● **Given instruction**: Search the records for the line with "Read this page and output its text content.". Output that line and each line after it, exactly, and stop at the end; omit pictures.

[START Task input]

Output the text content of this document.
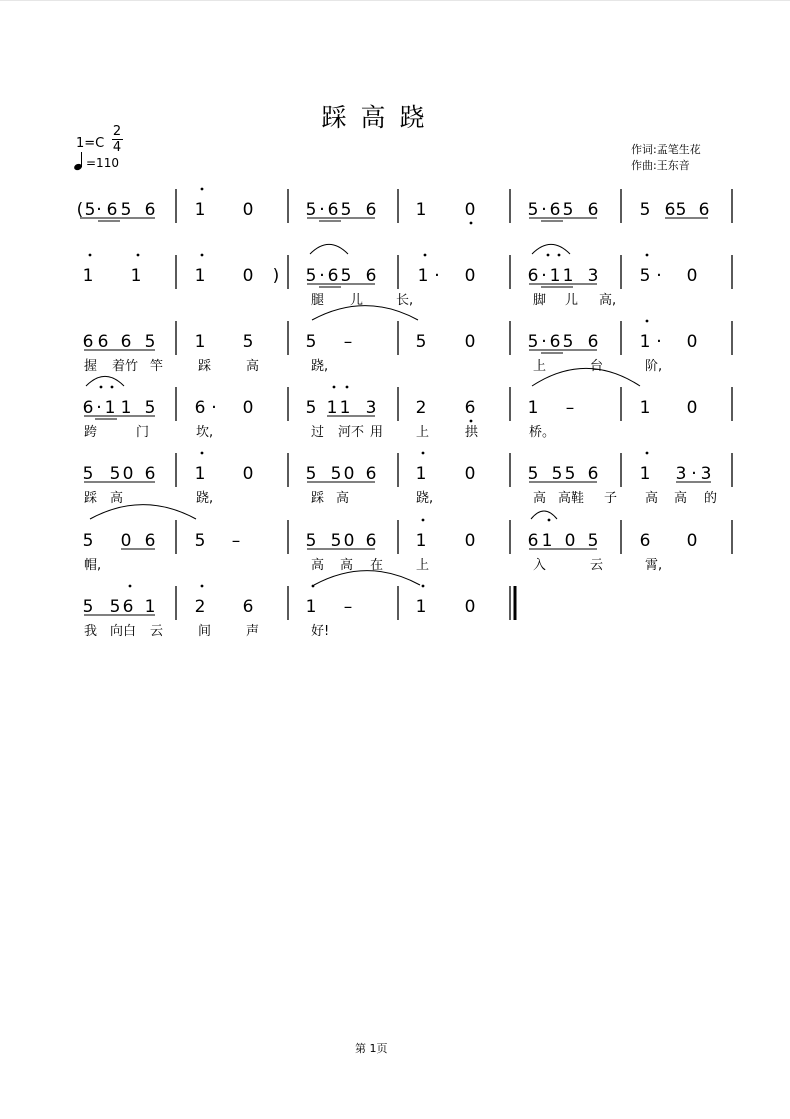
踩高跷
1=C
2
4
=110
作词:孟笔生花
作曲:王东音
( 5 · 6 5 6 1 0	5 · 6 5 6 1 0	5 · 6 5 6 5 6 5 6
1 1	1 0 ) 5 · 6 5 6
腿 儿	长,
1 · 0	6 · 1 1 3
脚 儿 高,
5 · 0
6 6 6 5
握 着竹 竿
1 5
踩	高
5 –
跷,
5 0	5 · 6 5 6
上	台
1 · 0
阶,
6 · 1 1 5
跨	门
6 · 0
坎,
5 1 1 3
过 河不 用
2 6
上	拱
1 –
桥。
1 0
5 5 0 6
踩 高
1 0
跷,
5 5 0 6
踩 高
1 0
跷,
5 5 5 6
高 高鞋 子
1 3 · 3
高 高 的
5 0 6
帽,
5 –	5 5 0 6
高 高 在
1 0
上
6 1 0 5
入	云
6 0
霄,
5 5 6 1
我 向白 云
2 6
间	声
1 –
好!
1 0
第 1页
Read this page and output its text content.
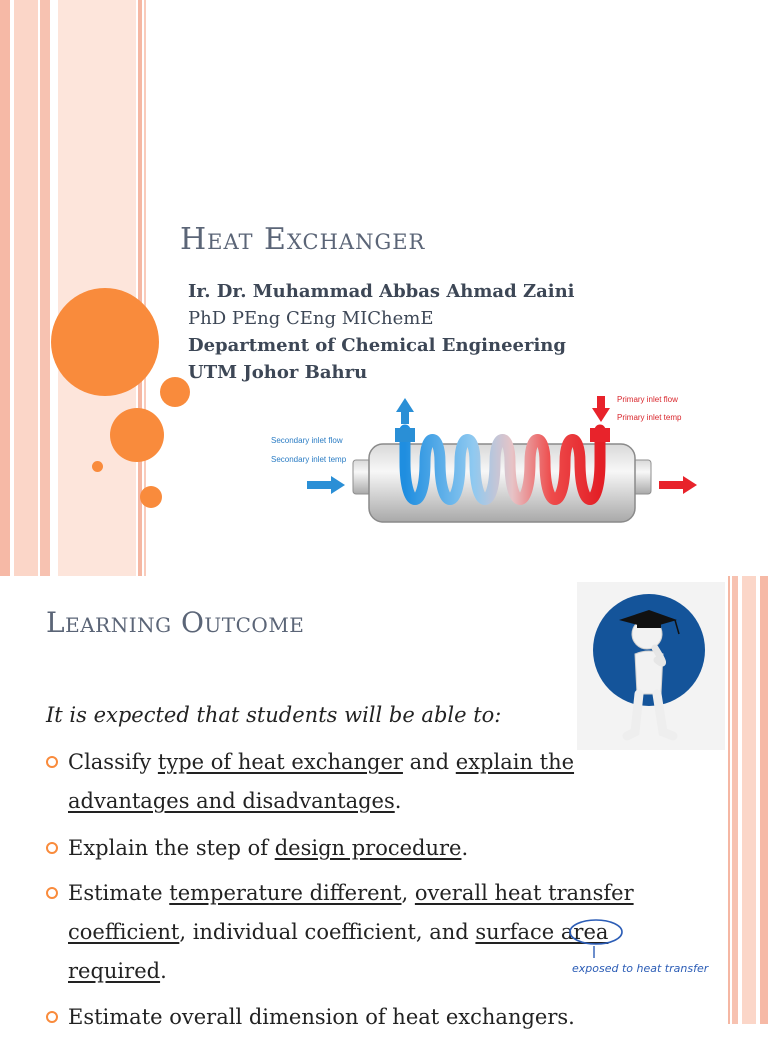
Heat Exchanger
Ir. Dr. Muhammad Abbas Ahmad Zaini
PhD PEng CEng MIChemE
Department of Chemical Engineering
UTM Johor Bahru
Primary inlet flow
Primary inlet temp
Secondary inlet flow
Secondary inlet temp
Learning Outcome
It is expected that students will be able to:
Classify type of heat exchanger and explain the
advantages and disadvantages.
Explain the step of design procedure.
Estimate temperature different, overall heat transfer
coefficient, individual coefficient, and surface area
required.
Estimate overall dimension of heat exchangers.
exposed to heat transfer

[END Task input]

● **Task solution**:
Read this page and output its text content.
Heat Exchanger
Ir. Dr. Muhammad Abbas Ahmad Zaini
PhD PEng CEng MIChemE
Department of Chemical Engineering
UTM Johor Bahru
Primary inlet flow
Primary inlet temp
Secondary inlet flow
Secondary inlet temp
Learning Outcome
It is expected that students will be able to:
Classify type of heat exchanger and explain the
advantages and disadvantages.
Explain the step of design procedure.
Estimate temperature different, overall heat transfer
coefficient, individual coefficient, and surface area
required.
Estimate overall dimension of heat exchangers.
exposed to heat transfer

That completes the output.